What this task involves: All lines in which the word "xlabel" occurs are to be extracted.

Exercise materials:
---*---

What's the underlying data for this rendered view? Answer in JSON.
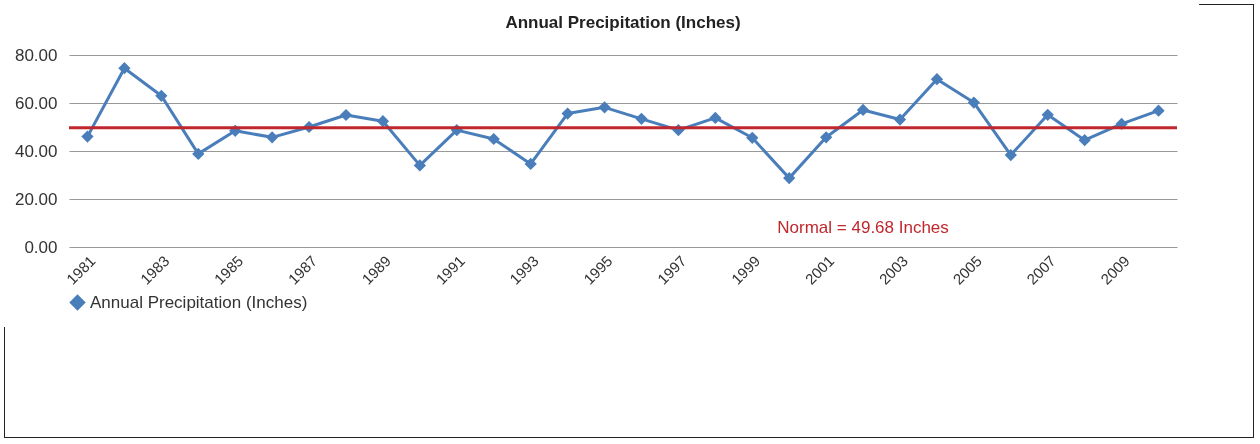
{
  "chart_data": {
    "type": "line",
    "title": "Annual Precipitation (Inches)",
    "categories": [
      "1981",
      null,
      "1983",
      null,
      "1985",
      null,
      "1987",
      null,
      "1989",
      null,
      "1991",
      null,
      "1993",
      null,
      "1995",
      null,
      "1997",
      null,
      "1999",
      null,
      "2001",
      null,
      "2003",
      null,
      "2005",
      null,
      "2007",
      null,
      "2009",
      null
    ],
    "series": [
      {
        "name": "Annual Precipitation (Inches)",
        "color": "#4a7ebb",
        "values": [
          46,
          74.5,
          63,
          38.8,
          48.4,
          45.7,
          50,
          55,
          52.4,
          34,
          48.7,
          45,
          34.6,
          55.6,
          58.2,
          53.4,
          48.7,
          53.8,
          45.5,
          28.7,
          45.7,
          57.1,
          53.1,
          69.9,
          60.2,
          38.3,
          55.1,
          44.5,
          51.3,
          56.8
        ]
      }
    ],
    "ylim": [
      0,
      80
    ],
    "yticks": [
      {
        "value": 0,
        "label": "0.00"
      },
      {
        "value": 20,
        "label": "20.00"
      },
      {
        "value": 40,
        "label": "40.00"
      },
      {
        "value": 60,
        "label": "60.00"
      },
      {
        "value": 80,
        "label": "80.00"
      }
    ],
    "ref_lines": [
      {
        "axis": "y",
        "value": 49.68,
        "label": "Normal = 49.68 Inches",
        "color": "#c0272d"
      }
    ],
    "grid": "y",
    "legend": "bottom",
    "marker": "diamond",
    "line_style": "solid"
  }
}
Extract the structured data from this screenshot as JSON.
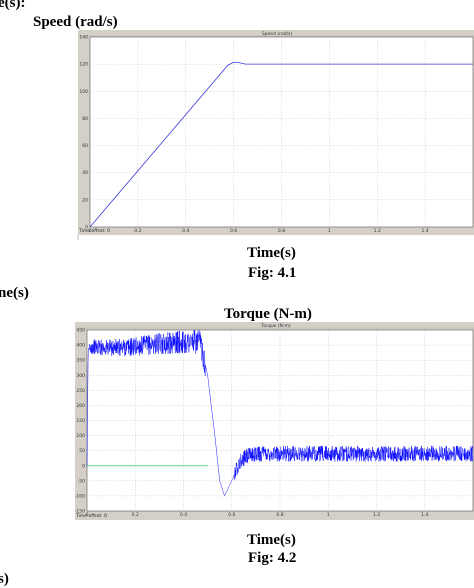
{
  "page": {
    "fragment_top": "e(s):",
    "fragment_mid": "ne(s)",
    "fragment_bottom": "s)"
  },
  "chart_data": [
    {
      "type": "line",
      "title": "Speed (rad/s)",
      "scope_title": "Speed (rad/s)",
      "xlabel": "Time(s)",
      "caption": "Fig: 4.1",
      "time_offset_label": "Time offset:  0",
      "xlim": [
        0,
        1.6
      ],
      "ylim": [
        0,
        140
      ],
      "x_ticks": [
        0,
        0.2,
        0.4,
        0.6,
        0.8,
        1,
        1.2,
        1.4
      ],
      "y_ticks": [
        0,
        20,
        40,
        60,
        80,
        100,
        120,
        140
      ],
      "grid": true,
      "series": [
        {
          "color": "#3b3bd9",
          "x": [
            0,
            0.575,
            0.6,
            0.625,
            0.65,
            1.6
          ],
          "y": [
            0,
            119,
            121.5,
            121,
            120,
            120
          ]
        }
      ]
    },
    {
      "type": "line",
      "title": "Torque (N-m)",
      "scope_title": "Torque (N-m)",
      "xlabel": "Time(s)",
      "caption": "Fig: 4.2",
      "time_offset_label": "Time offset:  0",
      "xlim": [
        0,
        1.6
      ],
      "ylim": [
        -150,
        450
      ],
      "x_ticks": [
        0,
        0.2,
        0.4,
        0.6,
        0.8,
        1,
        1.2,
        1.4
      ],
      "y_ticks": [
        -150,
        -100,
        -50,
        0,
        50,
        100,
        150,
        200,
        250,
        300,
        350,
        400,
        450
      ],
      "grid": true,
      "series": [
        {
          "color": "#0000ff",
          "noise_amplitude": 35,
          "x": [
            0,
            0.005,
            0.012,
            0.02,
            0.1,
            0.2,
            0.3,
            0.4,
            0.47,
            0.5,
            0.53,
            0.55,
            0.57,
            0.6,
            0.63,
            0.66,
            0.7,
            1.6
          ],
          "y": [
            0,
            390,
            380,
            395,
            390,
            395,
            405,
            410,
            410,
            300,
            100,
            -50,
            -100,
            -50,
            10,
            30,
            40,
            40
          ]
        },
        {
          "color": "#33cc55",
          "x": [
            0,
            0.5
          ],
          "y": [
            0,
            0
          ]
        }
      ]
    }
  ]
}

---*---

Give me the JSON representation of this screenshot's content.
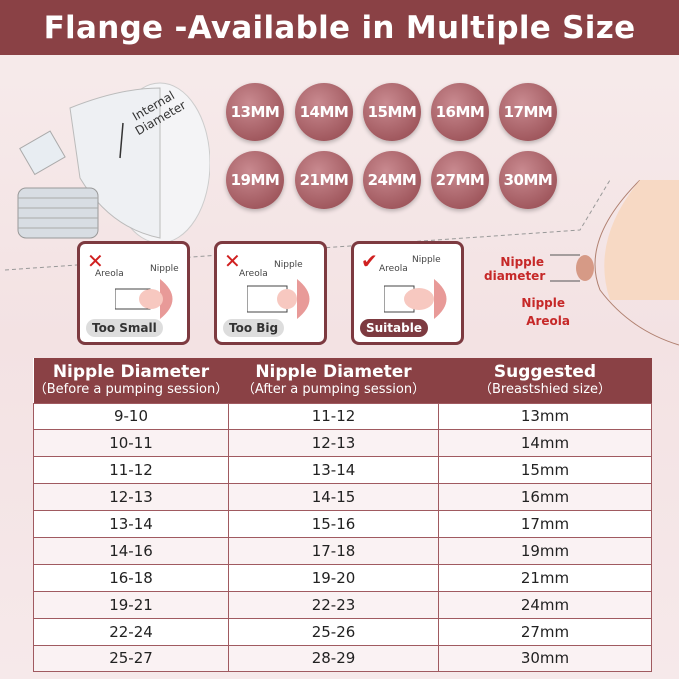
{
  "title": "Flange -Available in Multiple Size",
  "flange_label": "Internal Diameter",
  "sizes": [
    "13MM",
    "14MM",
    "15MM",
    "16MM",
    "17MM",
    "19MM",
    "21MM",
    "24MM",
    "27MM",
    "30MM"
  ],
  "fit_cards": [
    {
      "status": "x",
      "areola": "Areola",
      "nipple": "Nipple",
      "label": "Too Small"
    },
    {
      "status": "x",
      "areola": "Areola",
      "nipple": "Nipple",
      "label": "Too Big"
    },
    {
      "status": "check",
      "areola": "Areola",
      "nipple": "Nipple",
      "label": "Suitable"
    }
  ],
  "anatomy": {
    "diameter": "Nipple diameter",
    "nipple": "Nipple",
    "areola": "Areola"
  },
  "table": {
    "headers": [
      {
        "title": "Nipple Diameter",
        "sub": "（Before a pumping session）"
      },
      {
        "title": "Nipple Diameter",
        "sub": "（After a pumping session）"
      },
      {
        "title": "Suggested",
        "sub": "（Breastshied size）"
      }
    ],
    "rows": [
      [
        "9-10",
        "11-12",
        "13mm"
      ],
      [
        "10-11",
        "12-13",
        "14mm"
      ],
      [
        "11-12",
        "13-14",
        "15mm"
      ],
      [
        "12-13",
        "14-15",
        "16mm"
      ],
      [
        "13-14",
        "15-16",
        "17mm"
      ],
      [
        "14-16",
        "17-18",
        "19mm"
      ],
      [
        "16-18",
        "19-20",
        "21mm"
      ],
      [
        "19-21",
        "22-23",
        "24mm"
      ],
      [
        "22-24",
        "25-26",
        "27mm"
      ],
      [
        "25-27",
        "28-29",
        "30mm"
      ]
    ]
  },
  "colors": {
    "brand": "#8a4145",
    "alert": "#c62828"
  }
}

---*---

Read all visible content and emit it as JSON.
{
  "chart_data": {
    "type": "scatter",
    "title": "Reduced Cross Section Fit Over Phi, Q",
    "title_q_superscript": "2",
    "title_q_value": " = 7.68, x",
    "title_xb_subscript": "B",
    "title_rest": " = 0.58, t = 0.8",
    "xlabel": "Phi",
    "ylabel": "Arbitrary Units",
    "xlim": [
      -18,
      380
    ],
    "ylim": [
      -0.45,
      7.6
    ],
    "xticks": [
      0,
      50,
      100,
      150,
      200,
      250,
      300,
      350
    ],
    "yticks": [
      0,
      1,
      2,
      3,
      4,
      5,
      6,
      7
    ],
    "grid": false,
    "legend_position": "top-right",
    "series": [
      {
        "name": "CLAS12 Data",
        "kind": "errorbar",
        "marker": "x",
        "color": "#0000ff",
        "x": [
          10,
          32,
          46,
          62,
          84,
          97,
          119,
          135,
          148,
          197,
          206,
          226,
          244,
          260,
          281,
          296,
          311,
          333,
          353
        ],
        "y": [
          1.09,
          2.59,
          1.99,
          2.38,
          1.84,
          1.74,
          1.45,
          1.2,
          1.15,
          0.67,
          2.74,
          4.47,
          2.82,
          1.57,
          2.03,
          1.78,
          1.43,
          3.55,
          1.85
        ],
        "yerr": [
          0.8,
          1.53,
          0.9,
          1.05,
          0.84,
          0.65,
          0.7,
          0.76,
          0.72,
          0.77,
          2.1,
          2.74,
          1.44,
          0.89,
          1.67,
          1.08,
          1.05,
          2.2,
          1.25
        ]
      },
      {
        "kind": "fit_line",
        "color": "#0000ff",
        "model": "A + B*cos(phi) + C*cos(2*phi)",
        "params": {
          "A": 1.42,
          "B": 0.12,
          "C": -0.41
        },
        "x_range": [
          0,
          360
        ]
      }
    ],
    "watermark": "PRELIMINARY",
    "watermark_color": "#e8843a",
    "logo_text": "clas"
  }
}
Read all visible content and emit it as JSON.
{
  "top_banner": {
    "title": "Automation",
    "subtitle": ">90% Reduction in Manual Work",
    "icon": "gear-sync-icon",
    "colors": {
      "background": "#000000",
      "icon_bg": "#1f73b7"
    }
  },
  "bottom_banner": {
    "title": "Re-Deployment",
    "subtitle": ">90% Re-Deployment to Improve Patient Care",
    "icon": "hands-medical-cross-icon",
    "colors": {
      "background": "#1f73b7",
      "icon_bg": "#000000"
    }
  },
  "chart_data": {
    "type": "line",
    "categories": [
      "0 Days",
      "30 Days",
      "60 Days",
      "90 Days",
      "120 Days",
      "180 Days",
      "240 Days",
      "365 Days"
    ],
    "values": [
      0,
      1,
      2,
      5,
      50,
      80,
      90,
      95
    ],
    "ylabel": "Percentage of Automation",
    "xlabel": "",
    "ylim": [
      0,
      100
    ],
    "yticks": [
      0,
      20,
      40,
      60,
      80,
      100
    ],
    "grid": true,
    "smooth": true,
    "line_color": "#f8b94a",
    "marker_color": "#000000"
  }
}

---*---

Exercise answer:
      "xlabel": "Time(s)",
      "xlabel": "Time(s)",
    "xlabel": "Phi",
    "xlabel": "",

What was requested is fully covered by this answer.